▶ **THE INPUT**:
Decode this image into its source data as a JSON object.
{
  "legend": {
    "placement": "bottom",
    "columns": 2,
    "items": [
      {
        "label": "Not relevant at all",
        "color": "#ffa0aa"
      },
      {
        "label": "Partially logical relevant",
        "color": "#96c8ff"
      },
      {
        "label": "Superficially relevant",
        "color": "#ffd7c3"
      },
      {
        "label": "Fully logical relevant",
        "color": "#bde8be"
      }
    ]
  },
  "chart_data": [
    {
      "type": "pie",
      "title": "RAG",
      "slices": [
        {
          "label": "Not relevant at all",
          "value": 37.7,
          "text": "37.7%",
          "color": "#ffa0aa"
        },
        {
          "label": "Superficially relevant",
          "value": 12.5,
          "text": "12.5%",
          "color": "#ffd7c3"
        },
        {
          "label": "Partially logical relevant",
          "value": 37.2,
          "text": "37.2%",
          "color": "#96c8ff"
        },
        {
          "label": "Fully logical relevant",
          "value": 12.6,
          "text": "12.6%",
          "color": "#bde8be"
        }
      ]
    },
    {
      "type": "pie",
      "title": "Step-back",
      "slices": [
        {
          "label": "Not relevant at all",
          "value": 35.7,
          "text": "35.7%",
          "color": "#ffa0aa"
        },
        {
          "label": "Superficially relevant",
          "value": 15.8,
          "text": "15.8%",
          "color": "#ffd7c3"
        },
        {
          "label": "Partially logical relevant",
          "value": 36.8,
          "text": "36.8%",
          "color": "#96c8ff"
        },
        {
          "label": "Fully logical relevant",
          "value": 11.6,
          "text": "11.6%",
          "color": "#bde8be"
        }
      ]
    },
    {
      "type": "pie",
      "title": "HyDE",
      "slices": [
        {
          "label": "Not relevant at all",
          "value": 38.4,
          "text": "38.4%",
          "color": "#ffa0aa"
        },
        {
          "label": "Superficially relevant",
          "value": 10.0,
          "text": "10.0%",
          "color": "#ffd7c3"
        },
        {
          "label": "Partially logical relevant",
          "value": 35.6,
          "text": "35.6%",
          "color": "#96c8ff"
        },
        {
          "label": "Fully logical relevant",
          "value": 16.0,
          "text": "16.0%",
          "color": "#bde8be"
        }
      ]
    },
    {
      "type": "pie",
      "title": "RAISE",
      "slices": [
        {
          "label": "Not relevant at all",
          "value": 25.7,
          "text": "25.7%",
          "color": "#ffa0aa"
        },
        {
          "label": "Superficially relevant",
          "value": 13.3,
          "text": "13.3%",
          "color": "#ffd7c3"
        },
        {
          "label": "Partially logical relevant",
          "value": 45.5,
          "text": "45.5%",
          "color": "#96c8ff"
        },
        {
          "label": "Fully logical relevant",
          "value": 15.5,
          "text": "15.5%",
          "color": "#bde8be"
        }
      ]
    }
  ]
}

▶ **SHORT EXERCISE**:
Each record above should be repeated exactly as it appears.

▶ **WRITTEN ANSWER**:
Decode this image into its source data as a JSON object.
{
  "legend": {
    "placement": "bottom",
    "columns": 2,
    "items": [
      {
        "label": "Not relevant at all",
        "color": "#ffa0aa"
      },
      {
        "label": "Partially logical relevant",
        "color": "#96c8ff"
      },
      {
        "label": "Superficially relevant",
        "color": "#ffd7c3"
      },
      {
        "label": "Fully logical relevant",
        "color": "#bde8be"
      }
    ]
  },
  "chart_data": [
    {
      "type": "pie",
      "title": "RAG",
      "slices": [
        {
          "label": "Not relevant at all",
          "value": 37.7,
          "text": "37.7%",
          "color": "#ffa0aa"
        },
        {
          "label": "Superficially relevant",
          "value": 12.5,
          "text": "12.5%",
          "color": "#ffd7c3"
        },
        {
          "label": "Partially logical relevant",
          "value": 37.2,
          "text": "37.2%",
          "color": "#96c8ff"
        },
        {
          "label": "Fully logical relevant",
          "value": 12.6,
          "text": "12.6%",
          "color": "#bde8be"
        }
      ]
    },
    {
      "type": "pie",
      "title": "Step-back",
      "slices": [
        {
          "label": "Not relevant at all",
          "value": 35.7,
          "text": "35.7%",
          "color": "#ffa0aa"
        },
        {
          "label": "Superficially relevant",
          "value": 15.8,
          "text": "15.8%",
          "color": "#ffd7c3"
        },
        {
          "label": "Partially logical relevant",
          "value": 36.8,
          "text": "36.8%",
          "color": "#96c8ff"
        },
        {
          "label": "Fully logical relevant",
          "value": 11.6,
          "text": "11.6%",
          "color": "#bde8be"
        }
      ]
    },
    {
      "type": "pie",
      "title": "HyDE",
      "slices": [
        {
          "label": "Not relevant at all",
          "value": 38.4,
          "text": "38.4%",
          "color": "#ffa0aa"
        },
        {
          "label": "Superficially relevant",
          "value": 10.0,
          "text": "10.0%",
          "color": "#ffd7c3"
        },
        {
          "label": "Partially logical relevant",
          "value": 35.6,
          "text": "35.6%",
          "color": "#96c8ff"
        },
        {
          "label": "Fully logical relevant",
          "value": 16.0,
          "text": "16.0%",
          "color": "#bde8be"
        }
      ]
    },
    {
      "type": "pie",
      "title": "RAISE",
      "slices": [
        {
          "label": "Not relevant at all",
          "value": 25.7,
          "text": "25.7%",
          "color": "#ffa0aa"
        },
        {
          "label": "Superficially relevant",
          "value": 13.3,
          "text": "13.3%",
          "color": "#ffd7c3"
        },
        {
          "label": "Partially logical relevant",
          "value": 45.5,
          "text": "45.5%",
          "color": "#96c8ff"
        },
        {
          "label": "Fully logical relevant",
          "value": 15.5,
          "text": "15.5%",
          "color": "#bde8be"
        }
      ]
    }
  ]
}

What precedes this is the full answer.